**** Data section

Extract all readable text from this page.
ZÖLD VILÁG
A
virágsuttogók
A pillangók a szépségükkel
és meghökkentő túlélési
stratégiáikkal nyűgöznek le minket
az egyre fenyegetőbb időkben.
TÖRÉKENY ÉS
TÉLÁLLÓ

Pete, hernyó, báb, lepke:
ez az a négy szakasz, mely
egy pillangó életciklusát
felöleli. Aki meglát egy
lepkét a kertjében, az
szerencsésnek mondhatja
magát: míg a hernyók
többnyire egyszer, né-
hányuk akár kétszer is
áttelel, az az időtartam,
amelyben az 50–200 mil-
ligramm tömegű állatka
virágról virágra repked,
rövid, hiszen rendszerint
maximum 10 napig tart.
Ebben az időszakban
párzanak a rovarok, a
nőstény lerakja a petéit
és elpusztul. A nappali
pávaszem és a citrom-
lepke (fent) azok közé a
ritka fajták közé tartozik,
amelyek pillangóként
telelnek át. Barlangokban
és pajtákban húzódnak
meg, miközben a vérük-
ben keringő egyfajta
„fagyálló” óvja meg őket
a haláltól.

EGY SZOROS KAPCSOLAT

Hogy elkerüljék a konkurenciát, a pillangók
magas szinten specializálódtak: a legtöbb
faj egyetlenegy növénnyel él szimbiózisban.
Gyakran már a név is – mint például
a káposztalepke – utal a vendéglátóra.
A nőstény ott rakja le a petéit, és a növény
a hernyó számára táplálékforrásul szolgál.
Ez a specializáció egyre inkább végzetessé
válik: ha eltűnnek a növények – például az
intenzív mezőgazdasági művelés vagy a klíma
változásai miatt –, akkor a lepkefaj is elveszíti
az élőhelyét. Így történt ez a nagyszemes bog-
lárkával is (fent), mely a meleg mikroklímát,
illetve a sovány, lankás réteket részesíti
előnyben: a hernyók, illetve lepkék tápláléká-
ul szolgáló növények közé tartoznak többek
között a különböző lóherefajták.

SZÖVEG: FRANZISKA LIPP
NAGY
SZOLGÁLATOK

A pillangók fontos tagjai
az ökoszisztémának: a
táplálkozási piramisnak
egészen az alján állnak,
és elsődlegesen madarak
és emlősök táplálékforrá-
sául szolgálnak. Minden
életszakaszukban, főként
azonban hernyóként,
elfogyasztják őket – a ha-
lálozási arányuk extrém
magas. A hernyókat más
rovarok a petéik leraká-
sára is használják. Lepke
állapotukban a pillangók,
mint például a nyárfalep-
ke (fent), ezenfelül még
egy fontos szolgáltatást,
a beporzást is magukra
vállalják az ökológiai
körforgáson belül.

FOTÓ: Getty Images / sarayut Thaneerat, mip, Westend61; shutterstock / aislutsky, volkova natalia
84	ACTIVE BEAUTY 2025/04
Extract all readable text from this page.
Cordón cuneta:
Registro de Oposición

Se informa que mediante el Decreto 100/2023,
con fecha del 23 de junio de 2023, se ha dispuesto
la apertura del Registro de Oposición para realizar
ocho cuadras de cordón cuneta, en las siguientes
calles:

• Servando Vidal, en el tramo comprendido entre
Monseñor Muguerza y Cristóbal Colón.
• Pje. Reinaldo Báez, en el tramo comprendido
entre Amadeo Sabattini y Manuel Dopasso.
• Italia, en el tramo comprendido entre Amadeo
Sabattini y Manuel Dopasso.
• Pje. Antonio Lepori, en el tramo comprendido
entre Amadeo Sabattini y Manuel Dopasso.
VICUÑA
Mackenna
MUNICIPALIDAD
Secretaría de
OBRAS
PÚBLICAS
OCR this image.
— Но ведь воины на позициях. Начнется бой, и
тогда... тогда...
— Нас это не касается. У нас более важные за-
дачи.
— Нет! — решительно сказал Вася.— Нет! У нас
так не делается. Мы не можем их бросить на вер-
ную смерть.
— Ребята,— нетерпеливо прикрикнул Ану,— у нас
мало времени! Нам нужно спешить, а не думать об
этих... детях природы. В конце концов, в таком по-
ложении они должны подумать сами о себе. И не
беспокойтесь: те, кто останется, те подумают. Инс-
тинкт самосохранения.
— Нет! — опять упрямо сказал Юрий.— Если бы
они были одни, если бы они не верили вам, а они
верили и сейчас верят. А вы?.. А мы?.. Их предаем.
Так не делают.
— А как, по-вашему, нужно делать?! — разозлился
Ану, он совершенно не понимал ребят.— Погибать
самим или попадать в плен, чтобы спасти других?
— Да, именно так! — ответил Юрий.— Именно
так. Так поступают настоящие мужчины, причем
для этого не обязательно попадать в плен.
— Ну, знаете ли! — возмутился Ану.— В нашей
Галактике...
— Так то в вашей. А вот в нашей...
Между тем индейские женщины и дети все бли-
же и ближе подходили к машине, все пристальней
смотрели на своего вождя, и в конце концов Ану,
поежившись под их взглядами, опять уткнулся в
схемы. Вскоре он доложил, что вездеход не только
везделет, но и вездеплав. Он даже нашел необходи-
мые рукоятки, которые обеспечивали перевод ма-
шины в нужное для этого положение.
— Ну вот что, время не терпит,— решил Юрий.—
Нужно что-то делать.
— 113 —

********

# The task:
Write out once more the lines above beginning at the line with "OCR this image."; continue through the final line and stop there.

# Final answer:
OCR this image.
— Но ведь воины на позициях. Начнется бой, и
тогда... тогда...
— Нас это не касается. У нас более важные за-
дачи.
— Нет! — решительно сказал Вася.— Нет! У нас
так не делается. Мы не можем их бросить на вер-
ную смерть.
— Ребята,— нетерпеливо прикрикнул Ану,— у нас
мало времени! Нам нужно спешить, а не думать об
этих... детях природы. В конце концов, в таком по-
ложении они должны подумать сами о себе. И не
беспокойтесь: те, кто останется, те подумают. Инс-
тинкт самосохранения.
— Нет! — опять упрямо сказал Юрий.— Если бы
они были одни, если бы они не верили вам, а они
верили и сейчас верят. А вы?.. А мы?.. Их предаем.
Так не делают.
— А как, по-вашему, нужно делать?! — разозлился
Ану, он совершенно не понимал ребят.— Погибать
самим или попадать в плен, чтобы спасти других?
— Да, именно так! — ответил Юрий.— Именно
так. Так поступают настоящие мужчины, причем
для этого не обязательно попадать в плен.
— Ну, знаете ли! — возмутился Ану.— В нашей
Галактике...
— Так то в вашей. А вот в нашей...
Между тем индейские женщины и дети все бли-
же и ближе подходили к машине, все пристальней
смотрели на своего вождя, и в конце концов Ану,
поежившись под их взглядами, опять уткнулся в
схемы. Вскоре он доложил, что вездеход не только
везделет, но и вездеплав. Он даже нашел необходи-
мые рукоятки, которые обеспечивали перевод ма-
шины в нужное для этого положение.
— Ну вот что, время не терпит,— решил Юрий.—
Нужно что-то делать.
— 113 —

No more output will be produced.